**Exercise task:** Copy out each line that has "отрицательное" in it.

**Supplied information:**
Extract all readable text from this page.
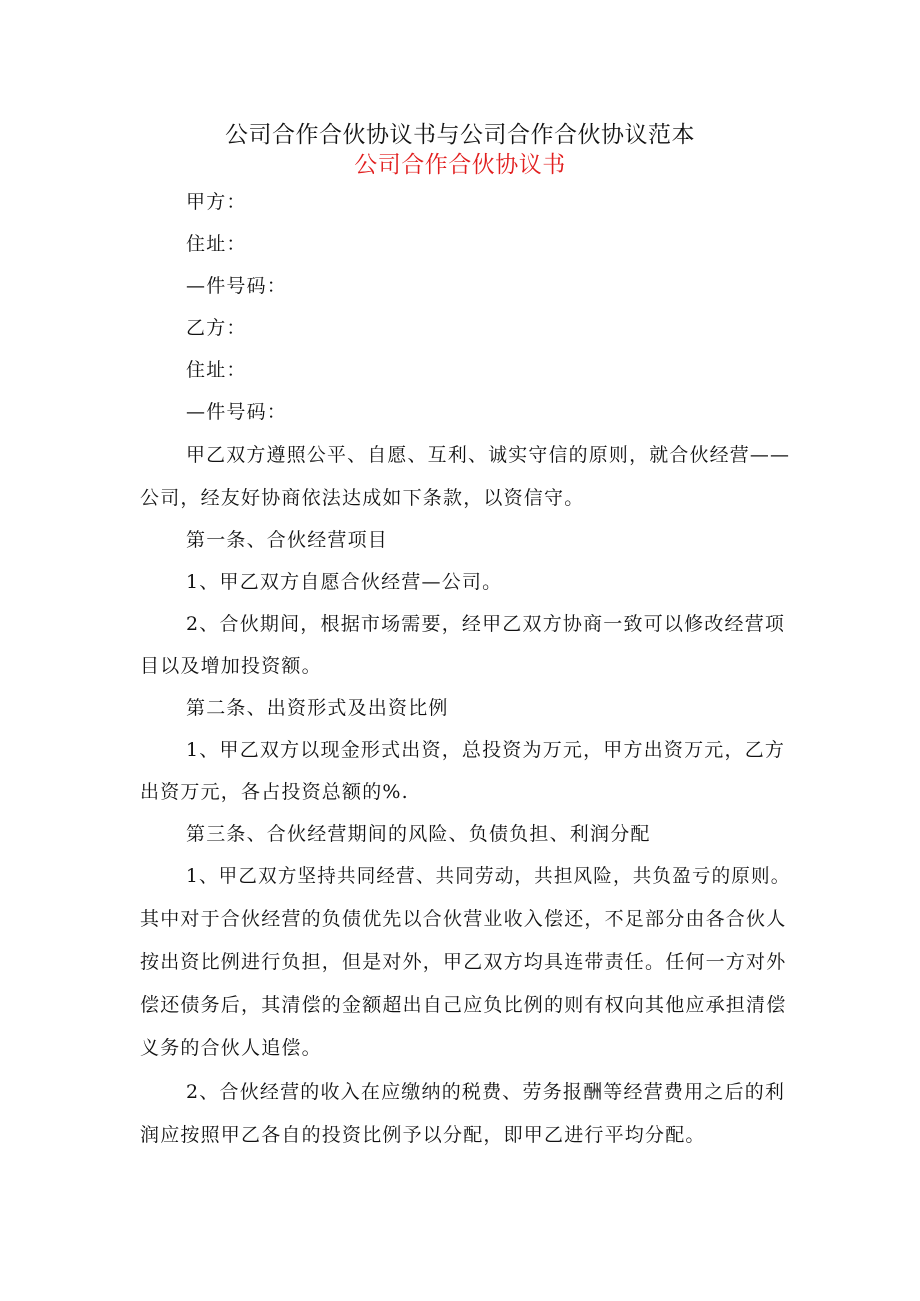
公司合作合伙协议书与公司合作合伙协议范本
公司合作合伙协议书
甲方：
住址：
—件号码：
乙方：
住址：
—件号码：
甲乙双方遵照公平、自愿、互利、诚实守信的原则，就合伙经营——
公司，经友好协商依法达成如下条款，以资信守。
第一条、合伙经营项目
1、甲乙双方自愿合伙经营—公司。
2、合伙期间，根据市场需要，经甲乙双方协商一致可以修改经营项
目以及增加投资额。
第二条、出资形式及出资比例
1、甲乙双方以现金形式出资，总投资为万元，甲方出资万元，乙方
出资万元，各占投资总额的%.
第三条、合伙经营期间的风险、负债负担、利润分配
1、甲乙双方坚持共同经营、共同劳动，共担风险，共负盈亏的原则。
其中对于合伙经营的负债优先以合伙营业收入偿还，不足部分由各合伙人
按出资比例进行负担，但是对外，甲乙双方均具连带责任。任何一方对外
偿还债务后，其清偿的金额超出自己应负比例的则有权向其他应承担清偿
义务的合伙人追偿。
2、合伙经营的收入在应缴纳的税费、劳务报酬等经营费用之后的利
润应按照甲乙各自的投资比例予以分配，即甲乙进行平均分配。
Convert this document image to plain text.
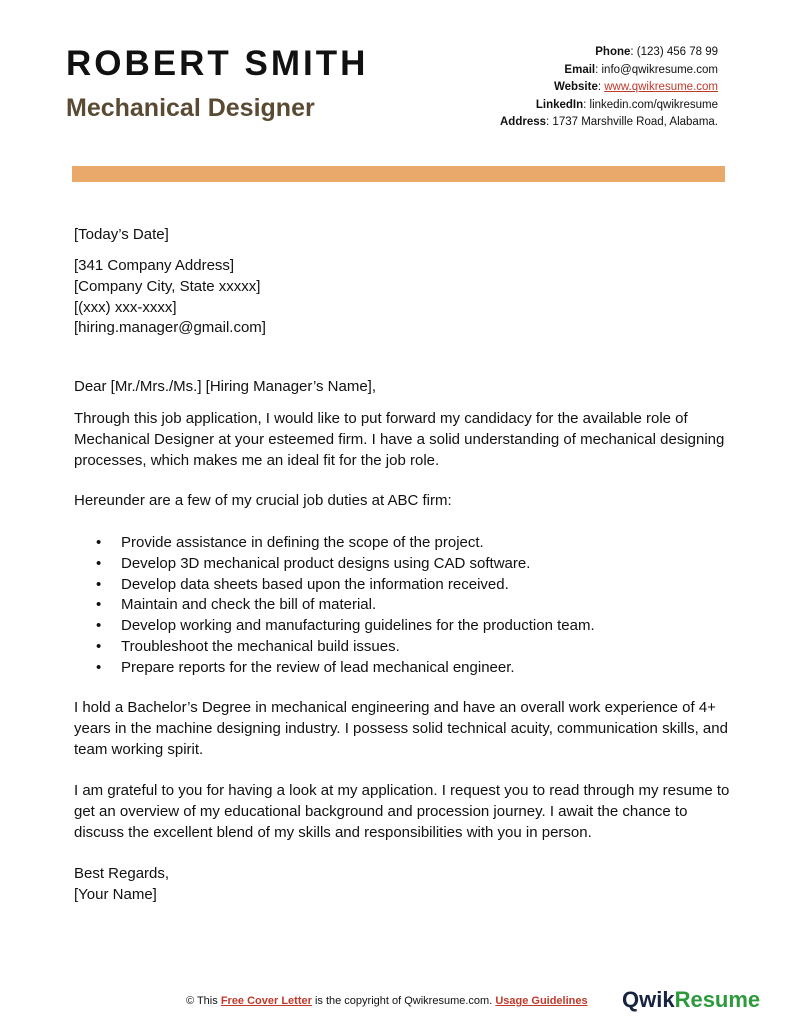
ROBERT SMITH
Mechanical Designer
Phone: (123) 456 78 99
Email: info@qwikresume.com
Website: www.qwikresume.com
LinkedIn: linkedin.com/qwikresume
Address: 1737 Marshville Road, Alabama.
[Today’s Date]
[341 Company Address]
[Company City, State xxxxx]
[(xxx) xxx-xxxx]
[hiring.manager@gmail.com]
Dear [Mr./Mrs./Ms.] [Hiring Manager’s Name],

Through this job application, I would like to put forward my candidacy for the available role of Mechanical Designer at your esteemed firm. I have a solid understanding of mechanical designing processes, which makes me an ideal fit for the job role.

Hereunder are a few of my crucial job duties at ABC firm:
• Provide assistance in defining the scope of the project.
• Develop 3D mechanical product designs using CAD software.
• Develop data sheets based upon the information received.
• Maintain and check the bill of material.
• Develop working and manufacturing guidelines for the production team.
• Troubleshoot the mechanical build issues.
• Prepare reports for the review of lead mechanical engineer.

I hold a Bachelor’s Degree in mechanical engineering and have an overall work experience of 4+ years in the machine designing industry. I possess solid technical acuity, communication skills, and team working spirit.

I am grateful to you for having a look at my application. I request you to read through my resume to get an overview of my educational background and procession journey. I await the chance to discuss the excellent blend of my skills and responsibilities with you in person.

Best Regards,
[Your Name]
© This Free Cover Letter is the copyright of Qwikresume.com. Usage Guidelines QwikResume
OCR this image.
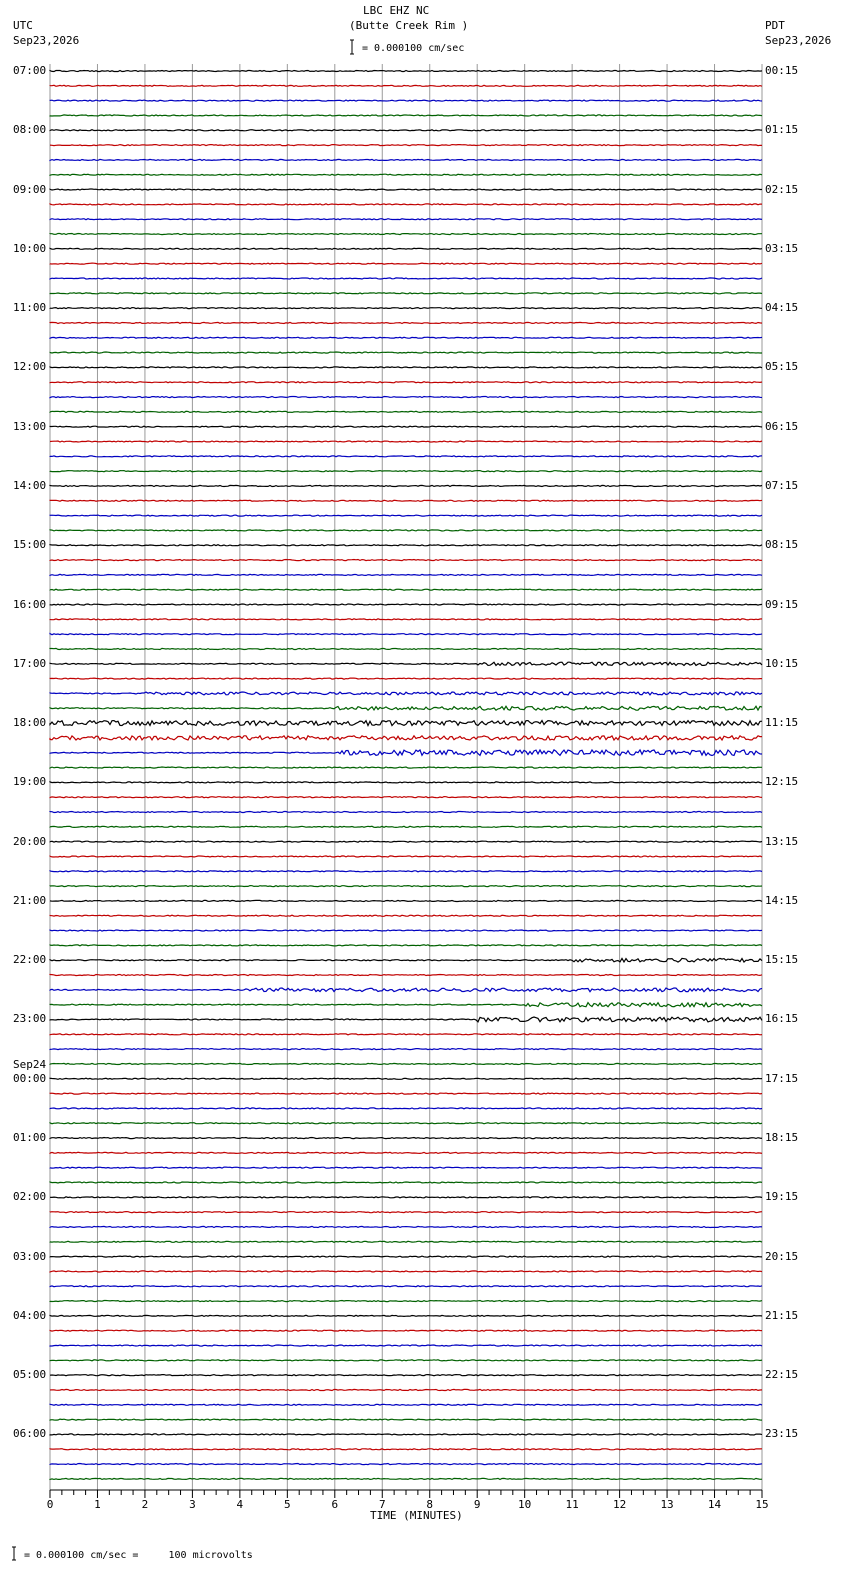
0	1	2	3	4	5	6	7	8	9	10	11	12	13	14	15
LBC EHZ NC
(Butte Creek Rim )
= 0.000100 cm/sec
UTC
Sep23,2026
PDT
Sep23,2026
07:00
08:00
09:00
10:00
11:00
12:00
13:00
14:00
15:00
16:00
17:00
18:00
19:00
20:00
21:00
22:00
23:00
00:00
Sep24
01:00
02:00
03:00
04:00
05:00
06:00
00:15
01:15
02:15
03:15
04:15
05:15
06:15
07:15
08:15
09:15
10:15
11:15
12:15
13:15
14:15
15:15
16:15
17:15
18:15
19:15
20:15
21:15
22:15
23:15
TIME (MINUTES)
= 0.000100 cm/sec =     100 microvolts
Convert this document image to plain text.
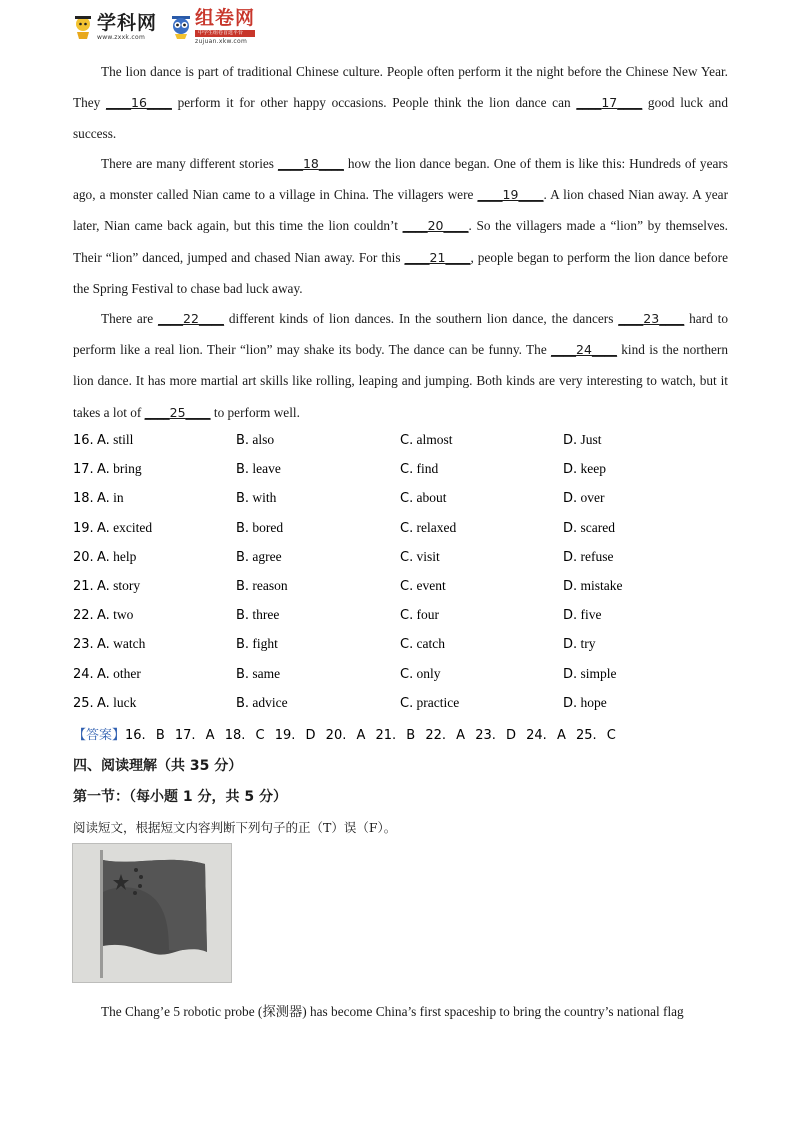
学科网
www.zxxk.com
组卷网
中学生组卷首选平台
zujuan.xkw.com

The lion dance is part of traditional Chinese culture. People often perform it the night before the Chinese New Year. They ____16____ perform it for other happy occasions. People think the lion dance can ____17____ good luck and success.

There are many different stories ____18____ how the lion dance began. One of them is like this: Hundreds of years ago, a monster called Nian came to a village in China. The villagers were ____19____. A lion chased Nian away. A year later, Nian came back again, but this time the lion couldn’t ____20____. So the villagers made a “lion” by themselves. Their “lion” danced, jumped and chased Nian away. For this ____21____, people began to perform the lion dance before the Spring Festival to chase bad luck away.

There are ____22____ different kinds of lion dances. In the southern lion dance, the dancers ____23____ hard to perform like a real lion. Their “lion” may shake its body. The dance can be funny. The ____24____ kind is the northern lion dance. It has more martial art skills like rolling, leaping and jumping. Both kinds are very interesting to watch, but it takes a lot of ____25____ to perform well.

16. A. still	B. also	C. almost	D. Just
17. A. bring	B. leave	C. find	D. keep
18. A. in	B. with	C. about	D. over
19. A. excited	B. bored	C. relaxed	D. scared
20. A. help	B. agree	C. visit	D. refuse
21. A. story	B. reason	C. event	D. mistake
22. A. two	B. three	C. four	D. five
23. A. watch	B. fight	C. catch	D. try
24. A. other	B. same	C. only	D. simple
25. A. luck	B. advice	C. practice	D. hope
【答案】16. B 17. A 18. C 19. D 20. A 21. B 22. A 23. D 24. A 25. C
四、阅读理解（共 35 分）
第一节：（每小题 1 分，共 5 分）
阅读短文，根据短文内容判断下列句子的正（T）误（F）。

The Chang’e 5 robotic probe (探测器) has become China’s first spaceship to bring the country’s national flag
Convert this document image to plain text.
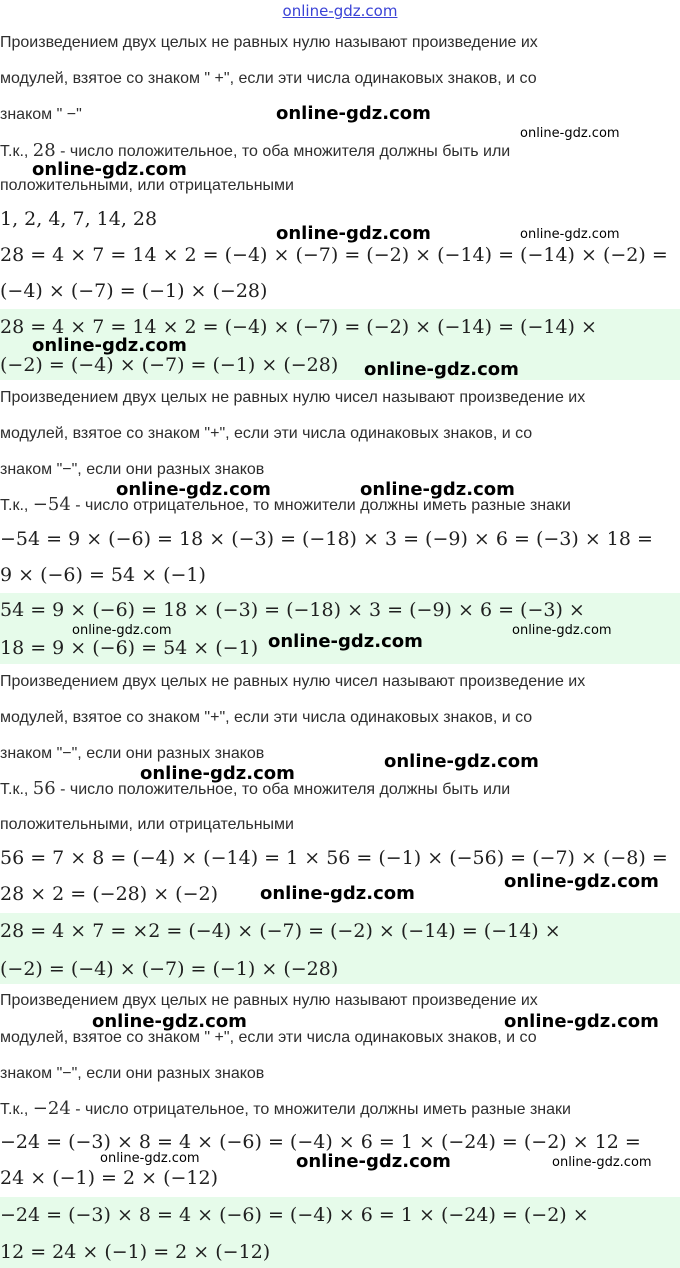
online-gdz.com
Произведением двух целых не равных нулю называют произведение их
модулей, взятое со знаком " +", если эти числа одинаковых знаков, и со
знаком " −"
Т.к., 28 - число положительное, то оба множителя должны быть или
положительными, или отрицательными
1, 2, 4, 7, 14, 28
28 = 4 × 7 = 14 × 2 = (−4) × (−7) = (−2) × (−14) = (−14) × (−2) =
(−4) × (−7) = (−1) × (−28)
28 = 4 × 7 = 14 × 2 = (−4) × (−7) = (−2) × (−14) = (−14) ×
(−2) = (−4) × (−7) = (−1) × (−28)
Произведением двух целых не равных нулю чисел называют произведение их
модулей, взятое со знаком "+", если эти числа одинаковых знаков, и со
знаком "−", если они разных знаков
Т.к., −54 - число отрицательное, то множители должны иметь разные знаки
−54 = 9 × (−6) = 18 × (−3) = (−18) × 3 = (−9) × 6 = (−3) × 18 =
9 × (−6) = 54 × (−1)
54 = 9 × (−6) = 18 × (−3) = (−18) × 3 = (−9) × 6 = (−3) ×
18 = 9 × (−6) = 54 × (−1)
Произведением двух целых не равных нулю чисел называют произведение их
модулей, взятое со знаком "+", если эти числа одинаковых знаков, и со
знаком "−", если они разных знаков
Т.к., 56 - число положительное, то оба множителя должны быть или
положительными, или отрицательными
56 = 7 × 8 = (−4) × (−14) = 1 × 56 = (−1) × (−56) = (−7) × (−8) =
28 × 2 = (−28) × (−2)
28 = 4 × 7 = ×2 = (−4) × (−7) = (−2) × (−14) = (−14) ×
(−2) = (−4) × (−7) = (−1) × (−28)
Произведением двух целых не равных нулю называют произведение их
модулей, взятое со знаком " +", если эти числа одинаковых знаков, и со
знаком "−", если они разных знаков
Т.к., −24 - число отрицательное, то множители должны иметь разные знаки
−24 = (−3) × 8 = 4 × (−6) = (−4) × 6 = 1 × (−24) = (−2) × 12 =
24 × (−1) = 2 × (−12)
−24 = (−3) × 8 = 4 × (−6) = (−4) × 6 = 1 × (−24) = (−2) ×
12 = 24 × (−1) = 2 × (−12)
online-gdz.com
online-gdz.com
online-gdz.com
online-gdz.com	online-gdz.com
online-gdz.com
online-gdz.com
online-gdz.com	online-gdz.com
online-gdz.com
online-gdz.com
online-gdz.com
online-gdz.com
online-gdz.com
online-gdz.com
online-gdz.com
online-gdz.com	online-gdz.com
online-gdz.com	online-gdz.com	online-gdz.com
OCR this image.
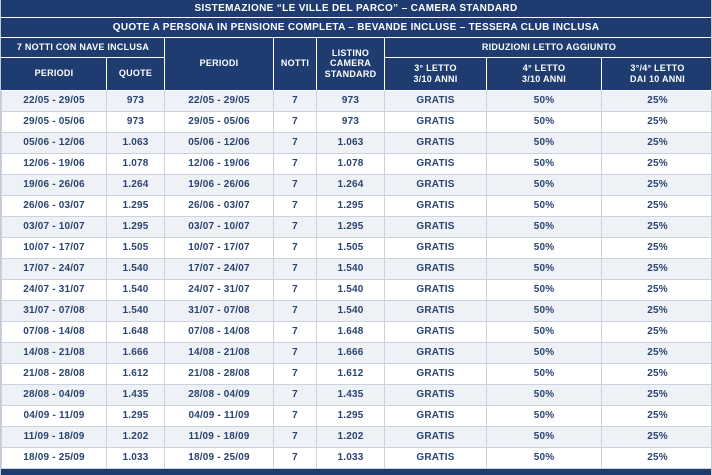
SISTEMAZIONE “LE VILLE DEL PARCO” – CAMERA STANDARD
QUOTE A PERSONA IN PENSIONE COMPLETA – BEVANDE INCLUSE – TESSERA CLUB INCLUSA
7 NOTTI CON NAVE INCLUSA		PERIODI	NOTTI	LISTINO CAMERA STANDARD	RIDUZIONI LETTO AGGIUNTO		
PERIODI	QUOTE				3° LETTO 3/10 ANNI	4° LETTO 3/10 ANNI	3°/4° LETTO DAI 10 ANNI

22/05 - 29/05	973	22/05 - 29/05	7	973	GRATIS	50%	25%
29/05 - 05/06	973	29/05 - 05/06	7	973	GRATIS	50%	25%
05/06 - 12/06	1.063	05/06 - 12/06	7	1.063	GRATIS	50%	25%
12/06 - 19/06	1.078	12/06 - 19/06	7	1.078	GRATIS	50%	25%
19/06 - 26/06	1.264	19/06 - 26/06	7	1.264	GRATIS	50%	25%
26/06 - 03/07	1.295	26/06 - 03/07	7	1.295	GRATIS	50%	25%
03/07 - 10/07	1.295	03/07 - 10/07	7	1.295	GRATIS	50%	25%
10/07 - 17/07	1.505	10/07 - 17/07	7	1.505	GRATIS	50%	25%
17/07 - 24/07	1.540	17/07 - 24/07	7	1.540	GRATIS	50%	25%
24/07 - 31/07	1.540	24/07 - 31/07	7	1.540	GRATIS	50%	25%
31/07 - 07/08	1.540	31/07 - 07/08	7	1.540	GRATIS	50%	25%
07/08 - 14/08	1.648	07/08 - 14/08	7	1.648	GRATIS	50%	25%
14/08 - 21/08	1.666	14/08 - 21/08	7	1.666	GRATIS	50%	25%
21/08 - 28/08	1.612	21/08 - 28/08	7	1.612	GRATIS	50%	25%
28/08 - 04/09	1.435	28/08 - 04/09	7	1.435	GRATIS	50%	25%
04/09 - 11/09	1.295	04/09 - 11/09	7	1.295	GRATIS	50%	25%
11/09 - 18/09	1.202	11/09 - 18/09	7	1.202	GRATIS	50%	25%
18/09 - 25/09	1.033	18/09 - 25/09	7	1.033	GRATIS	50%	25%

**Task output:**
Т.к., −54 - число отрицательное, то множители должны иметь разные знаки
Т.к., −24 - число отрицательное, то множители должны иметь разные знаки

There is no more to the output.